• [Given task] Read the lines below. Copy out any that hold the string "ponton".
# Excerpted records start
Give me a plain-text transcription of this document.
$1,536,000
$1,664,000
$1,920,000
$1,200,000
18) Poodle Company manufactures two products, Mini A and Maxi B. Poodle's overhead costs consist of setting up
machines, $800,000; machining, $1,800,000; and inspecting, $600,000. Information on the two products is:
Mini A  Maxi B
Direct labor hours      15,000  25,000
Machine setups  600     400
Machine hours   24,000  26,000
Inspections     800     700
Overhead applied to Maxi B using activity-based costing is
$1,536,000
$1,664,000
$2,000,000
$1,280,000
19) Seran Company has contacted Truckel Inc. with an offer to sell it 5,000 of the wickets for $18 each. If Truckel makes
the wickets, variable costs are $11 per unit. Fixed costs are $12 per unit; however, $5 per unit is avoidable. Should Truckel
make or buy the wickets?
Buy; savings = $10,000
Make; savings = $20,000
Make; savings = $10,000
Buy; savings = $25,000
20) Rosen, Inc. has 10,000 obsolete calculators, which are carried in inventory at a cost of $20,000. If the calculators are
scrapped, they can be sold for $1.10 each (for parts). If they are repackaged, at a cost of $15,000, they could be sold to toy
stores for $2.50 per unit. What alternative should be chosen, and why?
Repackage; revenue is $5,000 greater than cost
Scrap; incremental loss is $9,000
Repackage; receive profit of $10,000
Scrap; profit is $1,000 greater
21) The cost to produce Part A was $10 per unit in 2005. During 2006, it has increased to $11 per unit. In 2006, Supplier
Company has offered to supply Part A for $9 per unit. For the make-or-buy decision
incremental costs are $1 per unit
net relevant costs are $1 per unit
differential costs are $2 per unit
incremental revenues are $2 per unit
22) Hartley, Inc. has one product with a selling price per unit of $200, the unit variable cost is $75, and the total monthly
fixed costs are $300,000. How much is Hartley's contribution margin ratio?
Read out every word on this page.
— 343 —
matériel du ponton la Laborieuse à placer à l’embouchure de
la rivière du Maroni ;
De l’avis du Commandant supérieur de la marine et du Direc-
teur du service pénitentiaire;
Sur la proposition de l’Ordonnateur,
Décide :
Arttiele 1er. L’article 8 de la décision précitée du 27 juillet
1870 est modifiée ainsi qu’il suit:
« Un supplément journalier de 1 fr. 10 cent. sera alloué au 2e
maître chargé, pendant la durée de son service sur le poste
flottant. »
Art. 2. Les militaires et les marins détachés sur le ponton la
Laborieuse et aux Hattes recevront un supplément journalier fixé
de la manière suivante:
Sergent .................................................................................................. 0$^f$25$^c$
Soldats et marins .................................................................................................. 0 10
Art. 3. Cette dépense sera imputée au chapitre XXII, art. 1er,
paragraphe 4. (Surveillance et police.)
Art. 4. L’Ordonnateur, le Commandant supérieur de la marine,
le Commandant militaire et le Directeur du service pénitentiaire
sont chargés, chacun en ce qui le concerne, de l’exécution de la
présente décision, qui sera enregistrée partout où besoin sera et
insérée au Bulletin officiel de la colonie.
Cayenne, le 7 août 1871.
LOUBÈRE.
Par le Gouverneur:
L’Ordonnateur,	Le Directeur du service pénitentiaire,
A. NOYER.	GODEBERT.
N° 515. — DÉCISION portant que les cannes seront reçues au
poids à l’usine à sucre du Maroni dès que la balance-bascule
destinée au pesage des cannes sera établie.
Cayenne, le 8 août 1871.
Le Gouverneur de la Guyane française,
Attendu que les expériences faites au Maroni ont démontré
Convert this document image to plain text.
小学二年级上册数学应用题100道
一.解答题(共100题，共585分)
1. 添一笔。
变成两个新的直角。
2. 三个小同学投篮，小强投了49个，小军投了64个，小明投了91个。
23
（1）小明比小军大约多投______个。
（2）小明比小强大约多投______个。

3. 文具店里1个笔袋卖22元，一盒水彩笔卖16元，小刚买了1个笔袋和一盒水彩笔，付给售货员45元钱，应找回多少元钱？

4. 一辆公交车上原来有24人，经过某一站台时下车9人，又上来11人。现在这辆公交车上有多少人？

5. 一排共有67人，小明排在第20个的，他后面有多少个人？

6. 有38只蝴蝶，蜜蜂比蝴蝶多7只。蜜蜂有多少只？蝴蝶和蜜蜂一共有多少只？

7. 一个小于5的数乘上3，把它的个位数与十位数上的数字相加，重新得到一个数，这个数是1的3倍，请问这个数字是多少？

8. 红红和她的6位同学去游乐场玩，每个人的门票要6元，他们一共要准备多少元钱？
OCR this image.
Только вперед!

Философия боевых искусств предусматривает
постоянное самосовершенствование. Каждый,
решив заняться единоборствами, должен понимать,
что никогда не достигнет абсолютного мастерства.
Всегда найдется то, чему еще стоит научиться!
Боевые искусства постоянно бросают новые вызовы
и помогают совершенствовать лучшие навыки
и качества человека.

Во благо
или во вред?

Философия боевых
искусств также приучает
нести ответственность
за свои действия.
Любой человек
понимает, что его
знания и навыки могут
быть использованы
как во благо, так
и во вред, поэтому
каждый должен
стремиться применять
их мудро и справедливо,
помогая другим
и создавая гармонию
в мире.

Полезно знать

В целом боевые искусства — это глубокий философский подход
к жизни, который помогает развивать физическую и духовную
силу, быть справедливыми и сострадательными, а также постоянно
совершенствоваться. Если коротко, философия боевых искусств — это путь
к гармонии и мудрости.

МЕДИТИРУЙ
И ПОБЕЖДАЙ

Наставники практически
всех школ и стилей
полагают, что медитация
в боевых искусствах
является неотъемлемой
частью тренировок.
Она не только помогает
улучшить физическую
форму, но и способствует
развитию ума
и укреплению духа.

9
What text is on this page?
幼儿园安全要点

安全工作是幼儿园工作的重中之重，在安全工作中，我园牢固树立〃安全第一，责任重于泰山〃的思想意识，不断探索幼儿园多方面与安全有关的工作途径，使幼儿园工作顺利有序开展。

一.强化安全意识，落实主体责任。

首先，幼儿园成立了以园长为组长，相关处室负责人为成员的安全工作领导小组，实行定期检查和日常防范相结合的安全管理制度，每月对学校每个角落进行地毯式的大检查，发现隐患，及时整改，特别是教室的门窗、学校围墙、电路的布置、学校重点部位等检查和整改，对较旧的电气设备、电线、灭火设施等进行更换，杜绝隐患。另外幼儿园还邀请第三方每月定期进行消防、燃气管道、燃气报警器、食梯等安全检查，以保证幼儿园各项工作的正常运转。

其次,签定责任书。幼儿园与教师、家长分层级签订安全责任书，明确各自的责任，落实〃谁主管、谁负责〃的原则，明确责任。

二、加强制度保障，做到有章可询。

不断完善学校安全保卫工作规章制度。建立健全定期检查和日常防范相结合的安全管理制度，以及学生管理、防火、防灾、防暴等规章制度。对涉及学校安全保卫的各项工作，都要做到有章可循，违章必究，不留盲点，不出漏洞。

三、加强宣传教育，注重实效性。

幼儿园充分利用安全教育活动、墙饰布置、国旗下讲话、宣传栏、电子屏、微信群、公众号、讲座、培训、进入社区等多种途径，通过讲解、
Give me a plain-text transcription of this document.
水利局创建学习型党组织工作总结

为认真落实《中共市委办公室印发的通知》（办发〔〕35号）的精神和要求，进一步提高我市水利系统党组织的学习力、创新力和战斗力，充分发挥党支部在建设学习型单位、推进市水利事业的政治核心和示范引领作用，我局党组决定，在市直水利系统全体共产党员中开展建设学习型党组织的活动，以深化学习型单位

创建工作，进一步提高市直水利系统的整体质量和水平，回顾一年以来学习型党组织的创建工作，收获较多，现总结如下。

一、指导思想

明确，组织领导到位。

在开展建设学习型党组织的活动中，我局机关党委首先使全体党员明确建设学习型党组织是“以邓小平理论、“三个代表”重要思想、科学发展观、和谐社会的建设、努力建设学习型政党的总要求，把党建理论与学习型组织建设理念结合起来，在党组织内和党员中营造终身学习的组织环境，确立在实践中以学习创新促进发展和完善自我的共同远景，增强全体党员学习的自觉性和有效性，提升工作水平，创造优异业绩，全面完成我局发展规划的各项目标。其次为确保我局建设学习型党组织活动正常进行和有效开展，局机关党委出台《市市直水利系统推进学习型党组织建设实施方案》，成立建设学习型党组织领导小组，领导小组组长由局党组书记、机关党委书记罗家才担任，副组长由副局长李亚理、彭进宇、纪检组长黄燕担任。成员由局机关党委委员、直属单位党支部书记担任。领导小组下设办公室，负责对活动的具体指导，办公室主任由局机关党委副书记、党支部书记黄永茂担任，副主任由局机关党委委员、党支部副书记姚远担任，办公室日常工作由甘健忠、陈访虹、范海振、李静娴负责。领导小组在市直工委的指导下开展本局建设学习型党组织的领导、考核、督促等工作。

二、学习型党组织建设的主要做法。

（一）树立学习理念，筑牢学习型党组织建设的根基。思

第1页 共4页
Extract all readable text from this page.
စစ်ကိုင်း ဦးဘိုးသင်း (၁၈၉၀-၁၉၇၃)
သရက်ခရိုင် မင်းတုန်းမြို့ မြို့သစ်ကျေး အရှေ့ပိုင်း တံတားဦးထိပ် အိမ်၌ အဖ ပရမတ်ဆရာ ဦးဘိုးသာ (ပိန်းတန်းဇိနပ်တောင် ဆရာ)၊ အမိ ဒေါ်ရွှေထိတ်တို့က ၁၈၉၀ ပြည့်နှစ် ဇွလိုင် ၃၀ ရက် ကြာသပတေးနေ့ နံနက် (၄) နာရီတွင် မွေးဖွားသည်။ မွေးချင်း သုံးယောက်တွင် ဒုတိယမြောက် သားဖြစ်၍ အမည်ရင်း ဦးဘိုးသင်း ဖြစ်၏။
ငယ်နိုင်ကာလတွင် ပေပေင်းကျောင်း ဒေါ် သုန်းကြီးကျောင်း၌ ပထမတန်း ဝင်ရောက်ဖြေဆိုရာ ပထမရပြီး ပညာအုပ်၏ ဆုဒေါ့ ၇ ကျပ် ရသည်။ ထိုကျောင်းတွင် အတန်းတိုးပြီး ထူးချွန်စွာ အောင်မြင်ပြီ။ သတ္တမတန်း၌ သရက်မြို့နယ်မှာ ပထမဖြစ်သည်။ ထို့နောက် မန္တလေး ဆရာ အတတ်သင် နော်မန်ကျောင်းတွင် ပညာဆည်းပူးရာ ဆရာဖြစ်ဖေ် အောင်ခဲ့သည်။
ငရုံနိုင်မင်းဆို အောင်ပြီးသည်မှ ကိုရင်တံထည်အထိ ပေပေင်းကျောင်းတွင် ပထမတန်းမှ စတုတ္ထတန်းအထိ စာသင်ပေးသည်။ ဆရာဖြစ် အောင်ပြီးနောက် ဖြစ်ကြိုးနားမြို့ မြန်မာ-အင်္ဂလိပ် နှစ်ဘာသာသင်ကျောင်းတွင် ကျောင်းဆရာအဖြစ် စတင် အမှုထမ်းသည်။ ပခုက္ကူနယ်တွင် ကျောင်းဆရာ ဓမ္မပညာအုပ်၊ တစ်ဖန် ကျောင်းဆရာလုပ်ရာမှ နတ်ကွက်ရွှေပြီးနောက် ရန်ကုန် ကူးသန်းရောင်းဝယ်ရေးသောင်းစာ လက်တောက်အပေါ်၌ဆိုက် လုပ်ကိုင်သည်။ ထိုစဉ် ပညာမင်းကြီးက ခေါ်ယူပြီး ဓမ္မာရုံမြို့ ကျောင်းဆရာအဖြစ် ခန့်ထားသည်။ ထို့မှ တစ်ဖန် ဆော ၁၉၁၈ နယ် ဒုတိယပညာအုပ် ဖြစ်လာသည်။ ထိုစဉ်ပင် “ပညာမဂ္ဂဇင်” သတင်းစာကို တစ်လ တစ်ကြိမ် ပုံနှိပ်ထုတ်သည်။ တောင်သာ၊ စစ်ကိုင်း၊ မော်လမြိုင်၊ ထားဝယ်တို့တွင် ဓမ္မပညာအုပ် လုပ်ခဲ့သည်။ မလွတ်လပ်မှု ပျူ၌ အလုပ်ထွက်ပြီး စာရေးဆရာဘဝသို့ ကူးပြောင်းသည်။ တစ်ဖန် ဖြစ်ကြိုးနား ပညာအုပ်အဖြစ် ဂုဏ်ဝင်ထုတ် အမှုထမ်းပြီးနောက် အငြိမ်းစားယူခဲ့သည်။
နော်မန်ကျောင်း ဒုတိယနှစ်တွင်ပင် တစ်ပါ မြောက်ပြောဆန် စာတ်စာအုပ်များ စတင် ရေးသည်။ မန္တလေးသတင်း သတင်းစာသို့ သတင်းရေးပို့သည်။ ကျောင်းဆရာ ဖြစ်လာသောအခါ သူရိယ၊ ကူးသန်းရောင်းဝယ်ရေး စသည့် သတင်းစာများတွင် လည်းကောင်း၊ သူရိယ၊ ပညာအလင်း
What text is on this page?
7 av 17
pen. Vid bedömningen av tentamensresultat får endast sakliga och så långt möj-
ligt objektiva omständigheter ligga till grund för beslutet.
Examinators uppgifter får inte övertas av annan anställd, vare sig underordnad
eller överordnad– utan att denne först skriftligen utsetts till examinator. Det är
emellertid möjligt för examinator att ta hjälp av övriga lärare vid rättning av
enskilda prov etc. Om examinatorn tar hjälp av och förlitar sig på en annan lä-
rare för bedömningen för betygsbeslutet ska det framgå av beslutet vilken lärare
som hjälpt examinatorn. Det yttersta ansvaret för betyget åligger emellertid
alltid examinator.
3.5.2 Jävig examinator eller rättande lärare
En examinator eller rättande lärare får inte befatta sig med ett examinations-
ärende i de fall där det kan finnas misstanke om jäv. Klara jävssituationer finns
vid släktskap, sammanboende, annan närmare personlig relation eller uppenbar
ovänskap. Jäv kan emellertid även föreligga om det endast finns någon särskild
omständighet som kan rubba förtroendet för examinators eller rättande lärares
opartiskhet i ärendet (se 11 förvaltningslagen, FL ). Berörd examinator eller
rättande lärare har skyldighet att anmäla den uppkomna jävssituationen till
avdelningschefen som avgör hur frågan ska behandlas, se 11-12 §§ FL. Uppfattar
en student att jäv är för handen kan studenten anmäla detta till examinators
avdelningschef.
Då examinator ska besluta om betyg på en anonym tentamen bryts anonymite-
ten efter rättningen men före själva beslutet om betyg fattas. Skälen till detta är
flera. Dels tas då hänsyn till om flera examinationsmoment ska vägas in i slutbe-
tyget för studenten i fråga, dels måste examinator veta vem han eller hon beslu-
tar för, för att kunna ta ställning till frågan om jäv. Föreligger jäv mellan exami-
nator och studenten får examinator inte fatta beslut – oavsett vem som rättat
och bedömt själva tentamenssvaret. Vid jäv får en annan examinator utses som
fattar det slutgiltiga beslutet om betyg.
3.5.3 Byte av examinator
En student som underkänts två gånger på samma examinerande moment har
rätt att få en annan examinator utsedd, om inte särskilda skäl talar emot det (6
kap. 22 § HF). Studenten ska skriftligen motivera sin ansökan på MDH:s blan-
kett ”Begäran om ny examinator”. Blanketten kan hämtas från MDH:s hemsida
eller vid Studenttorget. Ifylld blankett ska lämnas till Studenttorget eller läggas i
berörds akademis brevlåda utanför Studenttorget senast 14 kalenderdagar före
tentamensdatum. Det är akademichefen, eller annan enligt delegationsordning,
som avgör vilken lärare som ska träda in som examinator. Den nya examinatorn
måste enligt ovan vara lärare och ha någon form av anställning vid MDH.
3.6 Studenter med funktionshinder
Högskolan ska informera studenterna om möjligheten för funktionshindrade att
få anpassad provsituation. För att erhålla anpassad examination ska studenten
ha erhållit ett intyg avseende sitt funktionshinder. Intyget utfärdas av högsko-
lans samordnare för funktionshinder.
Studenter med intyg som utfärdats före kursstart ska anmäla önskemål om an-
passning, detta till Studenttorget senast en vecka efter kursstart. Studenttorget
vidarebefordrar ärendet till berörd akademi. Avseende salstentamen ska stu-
# Excerpted records end
• [Output of the exercise]
matériel du ponton la Laborieuse à placer à l’embouchure de
Art. 2. Les militaires et les marins détachés sur le ponton la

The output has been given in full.